Instructions to follow: Which lines hold the word "JSON"? Copy each one.

Data:
--

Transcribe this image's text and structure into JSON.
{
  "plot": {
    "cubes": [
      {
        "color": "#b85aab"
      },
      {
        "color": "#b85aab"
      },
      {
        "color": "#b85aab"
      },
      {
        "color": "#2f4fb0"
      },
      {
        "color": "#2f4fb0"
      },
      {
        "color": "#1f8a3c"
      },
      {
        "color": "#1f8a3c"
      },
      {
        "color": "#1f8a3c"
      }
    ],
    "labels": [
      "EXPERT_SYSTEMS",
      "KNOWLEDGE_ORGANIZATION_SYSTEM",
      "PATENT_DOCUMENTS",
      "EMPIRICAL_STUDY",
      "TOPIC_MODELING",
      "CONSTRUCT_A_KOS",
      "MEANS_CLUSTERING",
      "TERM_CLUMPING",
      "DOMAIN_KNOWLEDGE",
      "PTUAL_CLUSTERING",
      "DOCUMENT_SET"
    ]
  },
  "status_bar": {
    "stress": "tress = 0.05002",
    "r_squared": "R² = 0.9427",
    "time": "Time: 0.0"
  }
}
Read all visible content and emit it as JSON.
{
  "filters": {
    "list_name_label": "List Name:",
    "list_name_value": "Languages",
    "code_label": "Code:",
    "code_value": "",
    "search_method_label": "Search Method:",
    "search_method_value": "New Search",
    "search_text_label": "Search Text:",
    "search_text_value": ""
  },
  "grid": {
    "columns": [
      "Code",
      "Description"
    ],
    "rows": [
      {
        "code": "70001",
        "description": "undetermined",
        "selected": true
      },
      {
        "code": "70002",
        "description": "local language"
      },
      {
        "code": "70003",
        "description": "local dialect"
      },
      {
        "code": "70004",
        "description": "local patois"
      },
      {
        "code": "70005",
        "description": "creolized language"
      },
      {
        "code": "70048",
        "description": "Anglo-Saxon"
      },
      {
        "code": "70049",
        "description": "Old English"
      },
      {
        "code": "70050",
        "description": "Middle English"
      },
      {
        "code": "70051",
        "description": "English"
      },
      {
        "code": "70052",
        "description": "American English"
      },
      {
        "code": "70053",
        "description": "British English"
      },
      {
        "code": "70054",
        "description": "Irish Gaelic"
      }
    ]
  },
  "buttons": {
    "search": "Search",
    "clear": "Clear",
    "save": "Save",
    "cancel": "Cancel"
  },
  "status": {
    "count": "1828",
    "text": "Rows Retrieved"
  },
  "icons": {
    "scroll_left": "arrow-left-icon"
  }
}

--

Right answer:
Transcribe this image's text and structure into JSON.
Read all visible content and emit it as JSON.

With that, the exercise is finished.